SET TASK —
Please reproduce each of the following records word for word, line by line.

SUPPLIED DATA —
>>>

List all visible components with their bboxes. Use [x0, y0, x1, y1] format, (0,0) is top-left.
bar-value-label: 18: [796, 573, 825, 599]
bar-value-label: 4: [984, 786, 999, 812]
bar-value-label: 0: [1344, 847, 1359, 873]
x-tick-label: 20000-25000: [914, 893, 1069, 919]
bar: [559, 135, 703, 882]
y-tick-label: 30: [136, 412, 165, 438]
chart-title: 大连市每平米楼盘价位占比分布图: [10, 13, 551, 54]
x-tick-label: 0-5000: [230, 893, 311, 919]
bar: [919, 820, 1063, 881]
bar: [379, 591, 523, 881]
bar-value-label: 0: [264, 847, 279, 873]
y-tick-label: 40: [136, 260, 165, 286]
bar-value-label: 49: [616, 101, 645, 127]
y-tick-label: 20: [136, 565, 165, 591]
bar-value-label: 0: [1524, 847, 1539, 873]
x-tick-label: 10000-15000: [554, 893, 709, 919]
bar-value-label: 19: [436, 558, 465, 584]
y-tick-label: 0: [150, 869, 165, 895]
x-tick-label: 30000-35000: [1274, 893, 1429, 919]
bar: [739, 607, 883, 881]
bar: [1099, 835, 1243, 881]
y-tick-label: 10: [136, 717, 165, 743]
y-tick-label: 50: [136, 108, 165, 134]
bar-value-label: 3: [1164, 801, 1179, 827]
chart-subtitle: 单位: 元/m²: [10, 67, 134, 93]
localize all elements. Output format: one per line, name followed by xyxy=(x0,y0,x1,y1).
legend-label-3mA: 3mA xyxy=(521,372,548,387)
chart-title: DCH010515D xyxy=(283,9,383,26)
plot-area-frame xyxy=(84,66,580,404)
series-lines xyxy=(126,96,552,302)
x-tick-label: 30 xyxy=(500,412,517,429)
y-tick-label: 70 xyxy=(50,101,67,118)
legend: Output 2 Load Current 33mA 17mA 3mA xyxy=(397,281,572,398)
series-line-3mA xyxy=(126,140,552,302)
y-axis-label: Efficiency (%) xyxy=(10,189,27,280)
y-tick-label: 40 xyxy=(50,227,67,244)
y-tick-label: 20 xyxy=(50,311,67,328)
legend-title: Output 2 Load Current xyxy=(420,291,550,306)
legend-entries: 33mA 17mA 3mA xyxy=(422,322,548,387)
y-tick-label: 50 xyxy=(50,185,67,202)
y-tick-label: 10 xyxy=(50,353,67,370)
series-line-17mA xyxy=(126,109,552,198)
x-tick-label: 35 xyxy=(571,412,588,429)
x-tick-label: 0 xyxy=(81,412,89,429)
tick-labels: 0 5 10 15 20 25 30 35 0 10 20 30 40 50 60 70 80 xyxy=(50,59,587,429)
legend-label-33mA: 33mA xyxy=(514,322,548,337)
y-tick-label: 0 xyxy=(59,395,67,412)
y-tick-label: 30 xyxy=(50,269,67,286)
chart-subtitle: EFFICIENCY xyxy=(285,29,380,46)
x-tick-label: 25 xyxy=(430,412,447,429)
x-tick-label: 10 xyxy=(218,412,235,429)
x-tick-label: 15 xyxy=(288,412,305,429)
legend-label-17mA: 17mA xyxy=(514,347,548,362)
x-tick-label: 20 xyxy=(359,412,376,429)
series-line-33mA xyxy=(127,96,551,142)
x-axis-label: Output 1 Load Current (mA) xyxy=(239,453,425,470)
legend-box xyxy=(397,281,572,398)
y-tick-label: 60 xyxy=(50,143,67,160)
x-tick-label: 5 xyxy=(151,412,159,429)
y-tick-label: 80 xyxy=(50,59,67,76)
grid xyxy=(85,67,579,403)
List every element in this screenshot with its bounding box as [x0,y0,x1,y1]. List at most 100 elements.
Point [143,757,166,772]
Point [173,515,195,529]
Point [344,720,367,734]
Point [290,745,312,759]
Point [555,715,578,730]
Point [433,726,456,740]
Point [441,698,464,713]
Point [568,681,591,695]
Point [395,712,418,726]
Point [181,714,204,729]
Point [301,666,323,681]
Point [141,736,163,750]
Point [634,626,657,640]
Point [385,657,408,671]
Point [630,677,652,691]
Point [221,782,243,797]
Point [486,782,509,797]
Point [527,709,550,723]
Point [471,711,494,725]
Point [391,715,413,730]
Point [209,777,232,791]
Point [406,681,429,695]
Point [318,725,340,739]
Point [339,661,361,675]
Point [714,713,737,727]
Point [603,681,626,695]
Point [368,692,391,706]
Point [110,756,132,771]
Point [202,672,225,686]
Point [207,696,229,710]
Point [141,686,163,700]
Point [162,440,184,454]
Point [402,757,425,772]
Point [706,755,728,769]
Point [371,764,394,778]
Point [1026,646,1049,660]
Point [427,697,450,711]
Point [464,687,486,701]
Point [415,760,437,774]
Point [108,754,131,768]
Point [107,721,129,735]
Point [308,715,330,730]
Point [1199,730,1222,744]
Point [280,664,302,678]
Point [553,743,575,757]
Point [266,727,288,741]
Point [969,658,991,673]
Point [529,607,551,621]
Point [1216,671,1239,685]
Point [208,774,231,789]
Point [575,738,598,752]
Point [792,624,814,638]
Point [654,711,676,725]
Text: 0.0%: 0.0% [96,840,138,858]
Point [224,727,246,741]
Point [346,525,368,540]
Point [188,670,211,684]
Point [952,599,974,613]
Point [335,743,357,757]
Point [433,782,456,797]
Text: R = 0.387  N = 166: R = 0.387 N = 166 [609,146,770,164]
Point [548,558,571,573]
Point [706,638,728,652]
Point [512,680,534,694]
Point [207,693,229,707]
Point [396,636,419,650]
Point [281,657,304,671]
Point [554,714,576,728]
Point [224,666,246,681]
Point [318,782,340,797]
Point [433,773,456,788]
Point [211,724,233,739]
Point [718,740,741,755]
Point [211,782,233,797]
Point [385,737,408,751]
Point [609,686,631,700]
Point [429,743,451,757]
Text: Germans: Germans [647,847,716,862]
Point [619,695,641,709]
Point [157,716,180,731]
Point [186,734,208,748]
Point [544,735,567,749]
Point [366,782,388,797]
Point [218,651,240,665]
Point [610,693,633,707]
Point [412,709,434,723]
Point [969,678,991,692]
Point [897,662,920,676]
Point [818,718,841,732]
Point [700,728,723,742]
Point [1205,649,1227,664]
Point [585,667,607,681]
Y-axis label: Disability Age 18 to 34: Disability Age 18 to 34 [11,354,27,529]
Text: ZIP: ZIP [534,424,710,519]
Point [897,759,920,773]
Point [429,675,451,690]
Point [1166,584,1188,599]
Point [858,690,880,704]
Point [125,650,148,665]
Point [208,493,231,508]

<<<

FINISHED EXERCISE —
List all visible components with their bboxes. Use [x0, y0, x1, y1] format, (0,0) is top-left.
bar-value-label: 18: [796, 573, 825, 599]
bar-value-label: 4: [984, 786, 999, 812]
bar-value-label: 0: [1344, 847, 1359, 873]
x-tick-label: 20000-25000: [914, 893, 1069, 919]
bar: [559, 135, 703, 882]
y-tick-label: 30: [136, 412, 165, 438]
chart-title: 大连市每平米楼盘价位占比分布图: [10, 13, 551, 54]
x-tick-label: 0-5000: [230, 893, 311, 919]
bar: [919, 820, 1063, 881]
bar: [379, 591, 523, 881]
bar-value-label: 0: [264, 847, 279, 873]
y-tick-label: 40: [136, 260, 165, 286]
bar-value-label: 49: [616, 101, 645, 127]
y-tick-label: 20: [136, 565, 165, 591]
bar-value-label: 0: [1524, 847, 1539, 873]
x-tick-label: 10000-15000: [554, 893, 709, 919]
bar-value-label: 19: [436, 558, 465, 584]
y-tick-label: 0: [150, 869, 165, 895]
x-tick-label: 30000-35000: [1274, 893, 1429, 919]
bar: [739, 607, 883, 881]
bar: [1099, 835, 1243, 881]
y-tick-label: 10: [136, 717, 165, 743]
y-tick-label: 50: [136, 108, 165, 134]
bar-value-label: 3: [1164, 801, 1179, 827]
chart-subtitle: 单位: 元/m²: [10, 67, 134, 93]
localize all elements. Output format: one per line, name followed by xyxy=(x0,y0,x1,y1).
legend-label-3mA: 3mA xyxy=(521,372,548,387)
chart-title: DCH010515D xyxy=(283,9,383,26)
plot-area-frame xyxy=(84,66,580,404)
series-lines xyxy=(126,96,552,302)
x-tick-label: 30 xyxy=(500,412,517,429)
y-tick-label: 70 xyxy=(50,101,67,118)
legend: Output 2 Load Current 33mA 17mA 3mA xyxy=(397,281,572,398)
series-line-3mA xyxy=(126,140,552,302)
y-axis-label: Efficiency (%) xyxy=(10,189,27,280)
y-tick-label: 40 xyxy=(50,227,67,244)
y-tick-label: 20 xyxy=(50,311,67,328)
legend-title: Output 2 Load Current xyxy=(420,291,550,306)
legend-entries: 33mA 17mA 3mA xyxy=(422,322,548,387)
y-tick-label: 50 xyxy=(50,185,67,202)
y-tick-label: 10 xyxy=(50,353,67,370)
series-line-17mA xyxy=(126,109,552,198)
x-tick-label: 35 xyxy=(571,412,588,429)
x-tick-label: 0 xyxy=(81,412,89,429)
tick-labels: 0 5 10 15 20 25 30 35 0 10 20 30 40 50 60 70 80 xyxy=(50,59,587,429)
legend-label-33mA: 33mA xyxy=(514,322,548,337)
y-tick-label: 0 xyxy=(59,395,67,412)
y-tick-label: 30 xyxy=(50,269,67,286)
chart-subtitle: EFFICIENCY xyxy=(285,29,380,46)
x-tick-label: 25 xyxy=(430,412,447,429)
x-tick-label: 10 xyxy=(218,412,235,429)
x-tick-label: 15 xyxy=(288,412,305,429)
legend-label-17mA: 17mA xyxy=(514,347,548,362)
x-tick-label: 20 xyxy=(359,412,376,429)
series-line-33mA xyxy=(127,96,551,142)
x-axis-label: Output 1 Load Current (mA) xyxy=(239,453,425,470)
legend-box xyxy=(397,281,572,398)
y-tick-label: 60 xyxy=(50,143,67,160)
x-tick-label: 5 xyxy=(151,412,159,429)
y-tick-label: 80 xyxy=(50,59,67,76)
grid xyxy=(85,67,579,403)
List every element in this screenshot with its bounding box as [x0,y0,x1,y1]. List at most 100 elements.
Point [143,757,166,772]
Point [173,515,195,529]
Point [344,720,367,734]
Point [290,745,312,759]
Point [555,715,578,730]
Point [433,726,456,740]
Point [441,698,464,713]
Point [568,681,591,695]
Point [395,712,418,726]
Point [181,714,204,729]
Point [301,666,323,681]
Point [141,736,163,750]
Point [634,626,657,640]
Point [385,657,408,671]
Point [630,677,652,691]
Point [221,782,243,797]
Point [486,782,509,797]
Point [527,709,550,723]
Point [471,711,494,725]
Point [391,715,413,730]
Point [209,777,232,791]
Point [406,681,429,695]
Point [318,725,340,739]
Point [339,661,361,675]
Point [714,713,737,727]
Point [603,681,626,695]
Point [368,692,391,706]
Point [110,756,132,771]
Point [202,672,225,686]
Point [207,696,229,710]
Point [141,686,163,700]
Point [162,440,184,454]
Point [402,757,425,772]
Point [706,755,728,769]
Point [371,764,394,778]
Point [1026,646,1049,660]
Point [427,697,450,711]
Point [464,687,486,701]
Point [415,760,437,774]
Point [108,754,131,768]
Point [107,721,129,735]
Point [308,715,330,730]
Point [1199,730,1222,744]
Point [280,664,302,678]
Point [553,743,575,757]
Point [266,727,288,741]
Point [969,658,991,673]
Point [529,607,551,621]
Point [1216,671,1239,685]
Point [208,774,231,789]
Point [575,738,598,752]
Point [792,624,814,638]
Point [654,711,676,725]
Text: 0.0%: 0.0% [96,840,138,858]
Point [224,727,246,741]
Point [346,525,368,540]
Point [188,670,211,684]
Point [952,599,974,613]
Point [335,743,357,757]
Point [433,782,456,797]
Text: R = 0.387  N = 166: R = 0.387 N = 166 [609,146,770,164]
Point [548,558,571,573]
Point [706,638,728,652]
Point [512,680,534,694]
Point [207,693,229,707]
Point [396,636,419,650]
Point [281,657,304,671]
Point [554,714,576,728]
Point [224,666,246,681]
Point [318,782,340,797]
Point [433,773,456,788]
Point [211,724,233,739]
Point [718,740,741,755]
Point [211,782,233,797]
Point [385,737,408,751]
Point [609,686,631,700]
Point [429,743,451,757]
Text: Germans: Germans [647,847,716,862]
Point [619,695,641,709]
Point [157,716,180,731]
Point [186,734,208,748]
Point [544,735,567,749]
Point [366,782,388,797]
Point [218,651,240,665]
Point [610,693,633,707]
Point [412,709,434,723]
Point [969,678,991,692]
Point [897,662,920,676]
Point [818,718,841,732]
Point [700,728,723,742]
Point [1205,649,1227,664]
Point [585,667,607,681]
Y-axis label: Disability Age 18 to 34: Disability Age 18 to 34 [11,354,27,529]
Text: ZIP: ZIP [534,424,710,519]
Point [897,759,920,773]
Point [429,675,451,690]
Point [1166,584,1188,599]
Point [858,690,880,704]
Point [125,650,148,665]
Point [208,493,231,508]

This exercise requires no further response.